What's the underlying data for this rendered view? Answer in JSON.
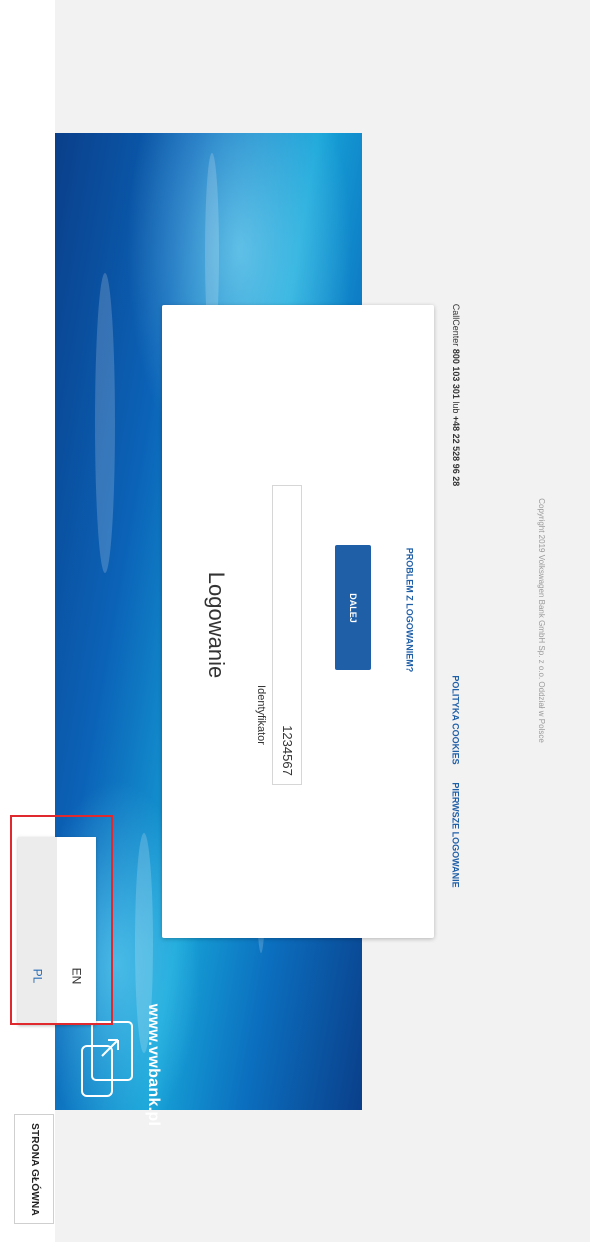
{
  "nav": {
    "home_label": "STRONA GŁÓWNA"
  },
  "language": {
    "options": [
      "PL",
      "EN"
    ],
    "selected": "PL"
  },
  "brand": {
    "site": "www.vwbank.pl"
  },
  "login": {
    "title": "Logowanie",
    "field_label": "Identyfikator",
    "field_value": "1234567",
    "next_label": "DALEJ",
    "problem_label": "PROBLEM Z LOGOWANIEM?"
  },
  "footer": {
    "first_login": "PIERWSZE LOGOWANIE",
    "cookies": "POLITYKA COOKIES",
    "callcenter_prefix": "CallCenter ",
    "phone1": "800 103 301",
    "phone_sep": " lub ",
    "phone2": "+48 22 528 96 28",
    "copyright": "Copyright 2019 Volkswagen Bank GmbH Sp. z o.o. Oddział w Polsce"
  },
  "colors": {
    "accent": "#1f5fa8",
    "highlight": "#e0282f"
  }
}
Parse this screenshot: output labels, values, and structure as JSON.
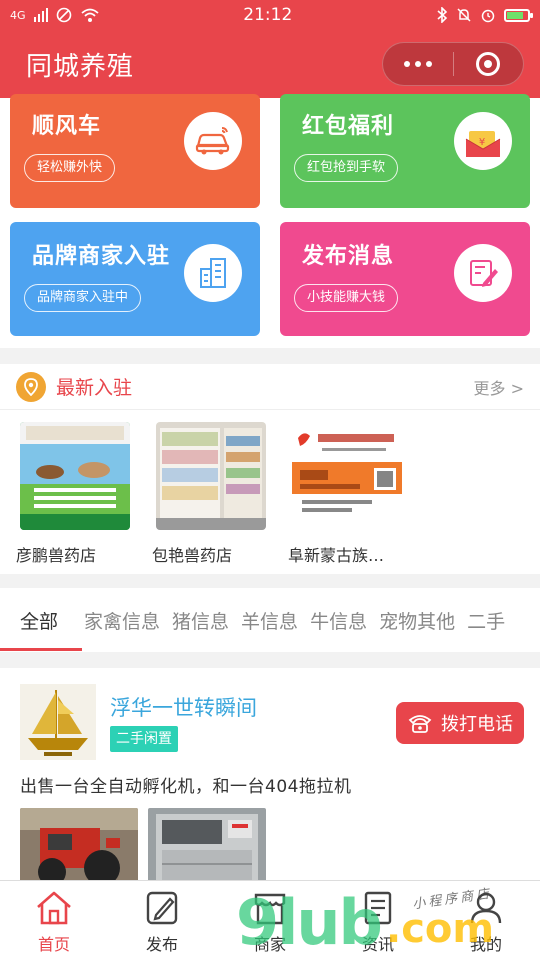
{
  "status_bar": {
    "time": "21:12",
    "network": "4G"
  },
  "header": {
    "title": "同城养殖"
  },
  "feature_cards": [
    {
      "title": "顺风车",
      "pill": "轻松赚外快",
      "color": "#f0663f",
      "icon": "car-icon"
    },
    {
      "title": "红包福利",
      "pill": "红包抢到手软",
      "color": "#5cc45c",
      "icon": "red-envelope-icon"
    },
    {
      "title": "品牌商家入驻",
      "pill": "品牌商家入驻中",
      "color": "#4ea3f0",
      "icon": "building-icon"
    },
    {
      "title": "发布消息",
      "pill": "小技能赚大钱",
      "color": "#f04a8f",
      "icon": "edit-document-icon"
    }
  ],
  "newest": {
    "title": "最新入驻",
    "more": "更多 >",
    "shops": [
      {
        "name": "彦鹏兽药店",
        "image": "shop-sign-photo"
      },
      {
        "name": "包艳兽药店",
        "image": "pharmacy-shelves-photo"
      },
      {
        "name": "阜新蒙古族…",
        "image": "business-card-photo"
      }
    ]
  },
  "tabs": [
    "全部",
    "家禽信息",
    "猪信息",
    "羊信息",
    "牛信息",
    "宠物其他",
    "二手"
  ],
  "post": {
    "user": "浮华一世转瞬间",
    "tag": "二手闲置",
    "call_label": "拨打电话",
    "text": "出售一台全自动孵化机，和一台404拖拉机"
  },
  "bottom_nav": [
    {
      "label": "首页",
      "icon": "home-icon",
      "active": true
    },
    {
      "label": "发布",
      "icon": "edit-icon",
      "active": false
    },
    {
      "label": "商家",
      "icon": "shop-icon",
      "active": false
    },
    {
      "label": "资讯",
      "icon": "news-icon",
      "active": false
    },
    {
      "label": "我的",
      "icon": "user-icon",
      "active": false
    }
  ],
  "watermark": {
    "logo": "9lub",
    "domain": ".com",
    "handwriting": "小程序商店"
  },
  "colors": {
    "brand_red": "#e8454b",
    "link_blue": "#3aa6dc",
    "tag_teal": "#2cd1b5",
    "pin_orange": "#f0a533"
  }
}
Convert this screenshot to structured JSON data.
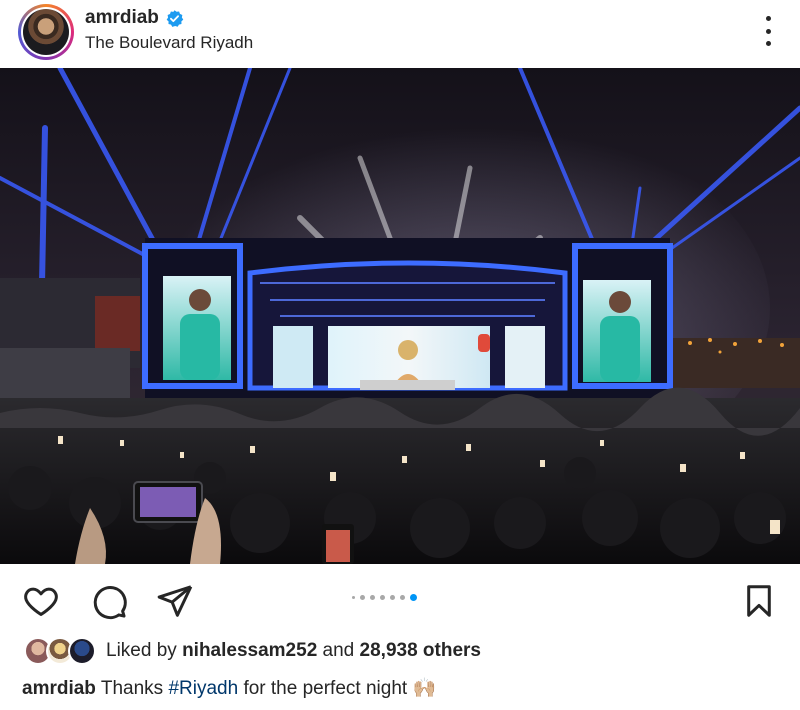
{
  "post": {
    "username": "amrdiab",
    "location": "The Boulevard Riyadh",
    "verified_icon": "verified-badge-icon",
    "more_icon": "more-options-icon"
  },
  "actions": {
    "like_icon": "heart-icon",
    "comment_icon": "comment-icon",
    "share_icon": "send-icon",
    "save_icon": "bookmark-icon"
  },
  "carousel": {
    "total": 7,
    "active_index": 6
  },
  "likes": {
    "prefix": "Liked by",
    "user": "nihalessam252",
    "and": "and",
    "others": "28,938 others"
  },
  "caption": {
    "username": "amrdiab",
    "text_before": "Thanks",
    "hashtag": "#Riyadh",
    "text_after": "for the perfect night",
    "emoji": "🙌🏼"
  },
  "colors": {
    "verified": "#1d9bf0",
    "carousel_active": "#0095f6",
    "hashtag": "#00376b",
    "stage_light": "#3a5cff"
  }
}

## WHAT TO PRODUCE
Report all lines of the material that contain the word "image".

## RESPONSE
        "image": "shop-sign-photo"
        "image": "pharmacy-shelves-photo"
        "image": "business-card-photo"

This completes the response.